>> Start Data shown

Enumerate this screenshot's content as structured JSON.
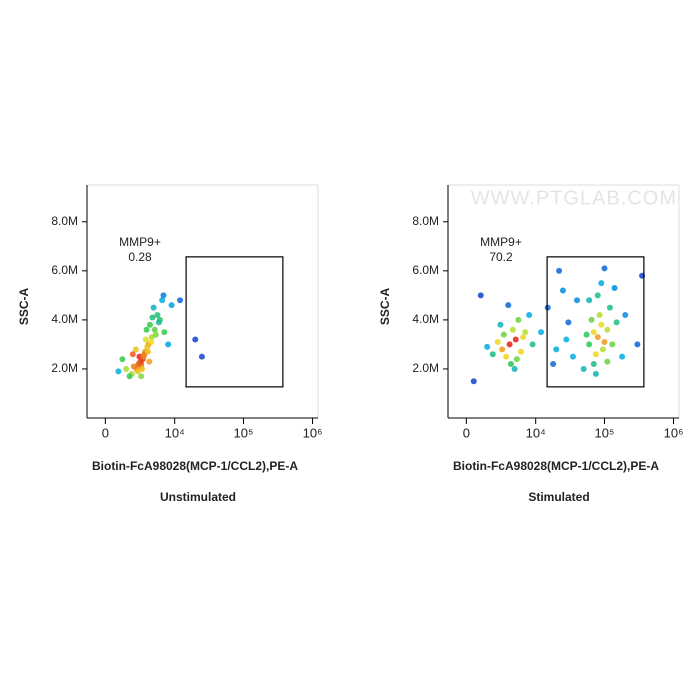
{
  "chart_data": [
    {
      "type": "scatter",
      "title": "Unstimulated",
      "x_label": "Biotin-FcA98028(MCP-1/CCL2),PE-A",
      "y_label": "SSC-A",
      "xscale": "biexponential",
      "xlim": [
        -1300,
        1200000
      ],
      "ylim": [
        0,
        9500000
      ],
      "xticks": [
        0,
        {
          "value": 10000,
          "label": "10⁴"
        },
        {
          "value": 100000,
          "label": "10⁵"
        },
        {
          "value": 1000000,
          "label": "10⁶"
        }
      ],
      "yticks": [
        {
          "value": 2000000,
          "label": "2.0M"
        },
        {
          "value": 4000000,
          "label": "4.0M"
        },
        {
          "value": 6000000,
          "label": "6.0M"
        },
        {
          "value": 8000000,
          "label": "8.0M"
        }
      ],
      "gate": {
        "label": "MMP9+",
        "value": 0.28,
        "x": [
          14700,
          372000
        ],
        "y": [
          1270000,
          6570000
        ]
      },
      "x": [
        2000,
        2500,
        3000,
        2800,
        3500,
        2200,
        3200,
        4000,
        4500,
        3800,
        2600,
        3000,
        3400,
        5000,
        4200,
        5500,
        6000,
        3600,
        1800,
        1500,
        2400,
        4800,
        6500,
        7000,
        2900,
        3100,
        3300,
        2700,
        3900,
        4400,
        5200,
        1200,
        8000,
        900,
        2100,
        3700,
        4600,
        5800,
        12000,
        20000,
        25000,
        9000,
        3000,
        4100,
        6800
      ],
      "values": [
        1800000,
        2000000,
        2200000,
        2500000,
        2700000,
        2100000,
        2400000,
        3000000,
        3300000,
        2900000,
        1900000,
        2100000,
        2600000,
        3600000,
        3800000,
        4200000,
        4000000,
        3200000,
        1700000,
        2000000,
        2800000,
        4500000,
        4800000,
        3500000,
        2300000,
        2000000,
        2500000,
        2200000,
        2700000,
        3100000,
        3400000,
        2400000,
        3000000,
        1900000,
        2600000,
        3600000,
        4100000,
        3900000,
        4800000,
        3200000,
        2500000,
        4600000,
        1700000,
        2300000,
        5000000
      ]
    },
    {
      "type": "scatter",
      "title": "Stimulated",
      "x_label": "Biotin-FcA98028(MCP-1/CCL2),PE-A",
      "y_label": "SSC-A",
      "xscale": "biexponential",
      "watermark": "WWW.PTGLAB.COM",
      "xlim": [
        -1300,
        1200000
      ],
      "ylim": [
        0,
        9500000
      ],
      "xticks": [
        0,
        {
          "value": 10000,
          "label": "10⁴"
        },
        {
          "value": 100000,
          "label": "10⁵"
        },
        {
          "value": 1000000,
          "label": "10⁶"
        }
      ],
      "yticks": [
        {
          "value": 2000000,
          "label": "2.0M"
        },
        {
          "value": 4000000,
          "label": "4.0M"
        },
        {
          "value": 6000000,
          "label": "6.0M"
        },
        {
          "value": 8000000,
          "label": "8.0M"
        }
      ],
      "gate": {
        "label": "MMP9+",
        "value": 70.2,
        "x": [
          14700,
          372000
        ],
        "y": [
          1270000,
          6570000
        ]
      },
      "x": [
        3000,
        4000,
        5000,
        3500,
        4500,
        2500,
        6000,
        5500,
        3200,
        4200,
        7000,
        2000,
        8000,
        3800,
        4800,
        9000,
        2800,
        6500,
        1500,
        5200,
        12000,
        15000,
        20000,
        25000,
        30000,
        18000,
        40000,
        35000,
        22000,
        28000,
        60000,
        70000,
        80000,
        90000,
        100000,
        75000,
        85000,
        110000,
        65000,
        95000,
        120000,
        55000,
        130000,
        80000,
        70000,
        150000,
        90000,
        60000,
        180000,
        100000,
        50000,
        140000,
        200000,
        75000,
        110000,
        300000,
        350000,
        500,
        1000
      ],
      "values": [
        2800000,
        3000000,
        3200000,
        2500000,
        3600000,
        3100000,
        2700000,
        4000000,
        3400000,
        2200000,
        3500000,
        2600000,
        4200000,
        4600000,
        2000000,
        3000000,
        3800000,
        3300000,
        2900000,
        2400000,
        3500000,
        4500000,
        2800000,
        5200000,
        3900000,
        2200000,
        4800000,
        2500000,
        6000000,
        3200000,
        3000000,
        3500000,
        3300000,
        3800000,
        3100000,
        2600000,
        4200000,
        3600000,
        4000000,
        2800000,
        4500000,
        3400000,
        3000000,
        5000000,
        2200000,
        3900000,
        5500000,
        4800000,
        2500000,
        6100000,
        2000000,
        5300000,
        4200000,
        1800000,
        2300000,
        3000000,
        5800000,
        1500000,
        5000000
      ]
    }
  ]
}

>> End Data shown

» **Given task**:
Leave the pictures out, and print every line of the listing exactly as written.

» **In response**:
Enumerate this screenshot's content as structured JSON.
{
  "chart_data": [
    {
      "type": "scatter",
      "title": "Unstimulated",
      "x_label": "Biotin-FcA98028(MCP-1/CCL2),PE-A",
      "y_label": "SSC-A",
      "xscale": "biexponential",
      "xlim": [
        -1300,
        1200000
      ],
      "ylim": [
        0,
        9500000
      ],
      "xticks": [
        0,
        {
          "value": 10000,
          "label": "10⁴"
        },
        {
          "value": 100000,
          "label": "10⁵"
        },
        {
          "value": 1000000,
          "label": "10⁶"
        }
      ],
      "yticks": [
        {
          "value": 2000000,
          "label": "2.0M"
        },
        {
          "value": 4000000,
          "label": "4.0M"
        },
        {
          "value": 6000000,
          "label": "6.0M"
        },
        {
          "value": 8000000,
          "label": "8.0M"
        }
      ],
      "gate": {
        "label": "MMP9+",
        "value": 0.28,
        "x": [
          14700,
          372000
        ],
        "y": [
          1270000,
          6570000
        ]
      },
      "x": [
        2000,
        2500,
        3000,
        2800,
        3500,
        2200,
        3200,
        4000,
        4500,
        3800,
        2600,
        3000,
        3400,
        5000,
        4200,
        5500,
        6000,
        3600,
        1800,
        1500,
        2400,
        4800,
        6500,
        7000,
        2900,
        3100,
        3300,
        2700,
        3900,
        4400,
        5200,
        1200,
        8000,
        900,
        2100,
        3700,
        4600,
        5800,
        12000,
        20000,
        25000,
        9000,
        3000,
        4100,
        6800
      ],
      "values": [
        1800000,
        2000000,
        2200000,
        2500000,
        2700000,
        2100000,
        2400000,
        3000000,
        3300000,
        2900000,
        1900000,
        2100000,
        2600000,
        3600000,
        3800000,
        4200000,
        4000000,
        3200000,
        1700000,
        2000000,
        2800000,
        4500000,
        4800000,
        3500000,
        2300000,
        2000000,
        2500000,
        2200000,
        2700000,
        3100000,
        3400000,
        2400000,
        3000000,
        1900000,
        2600000,
        3600000,
        4100000,
        3900000,
        4800000,
        3200000,
        2500000,
        4600000,
        1700000,
        2300000,
        5000000
      ]
    },
    {
      "type": "scatter",
      "title": "Stimulated",
      "x_label": "Biotin-FcA98028(MCP-1/CCL2),PE-A",
      "y_label": "SSC-A",
      "xscale": "biexponential",
      "watermark": "WWW.PTGLAB.COM",
      "xlim": [
        -1300,
        1200000
      ],
      "ylim": [
        0,
        9500000
      ],
      "xticks": [
        0,
        {
          "value": 10000,
          "label": "10⁴"
        },
        {
          "value": 100000,
          "label": "10⁵"
        },
        {
          "value": 1000000,
          "label": "10⁶"
        }
      ],
      "yticks": [
        {
          "value": 2000000,
          "label": "2.0M"
        },
        {
          "value": 4000000,
          "label": "4.0M"
        },
        {
          "value": 6000000,
          "label": "6.0M"
        },
        {
          "value": 8000000,
          "label": "8.0M"
        }
      ],
      "gate": {
        "label": "MMP9+",
        "value": 70.2,
        "x": [
          14700,
          372000
        ],
        "y": [
          1270000,
          6570000
        ]
      },
      "x": [
        3000,
        4000,
        5000,
        3500,
        4500,
        2500,
        6000,
        5500,
        3200,
        4200,
        7000,
        2000,
        8000,
        3800,
        4800,
        9000,
        2800,
        6500,
        1500,
        5200,
        12000,
        15000,
        20000,
        25000,
        30000,
        18000,
        40000,
        35000,
        22000,
        28000,
        60000,
        70000,
        80000,
        90000,
        100000,
        75000,
        85000,
        110000,
        65000,
        95000,
        120000,
        55000,
        130000,
        80000,
        70000,
        150000,
        90000,
        60000,
        180000,
        100000,
        50000,
        140000,
        200000,
        75000,
        110000,
        300000,
        350000,
        500,
        1000
      ],
      "values": [
        2800000,
        3000000,
        3200000,
        2500000,
        3600000,
        3100000,
        2700000,
        4000000,
        3400000,
        2200000,
        3500000,
        2600000,
        4200000,
        4600000,
        2000000,
        3000000,
        3800000,
        3300000,
        2900000,
        2400000,
        3500000,
        4500000,
        2800000,
        5200000,
        3900000,
        2200000,
        4800000,
        2500000,
        6000000,
        3200000,
        3000000,
        3500000,
        3300000,
        3800000,
        3100000,
        2600000,
        4200000,
        3600000,
        4000000,
        2800000,
        4500000,
        3400000,
        3000000,
        5000000,
        2200000,
        3900000,
        5500000,
        4800000,
        2500000,
        6100000,
        2000000,
        5300000,
        4200000,
        1800000,
        2300000,
        3000000,
        5800000,
        1500000,
        5000000
      ]
    }
  ]
}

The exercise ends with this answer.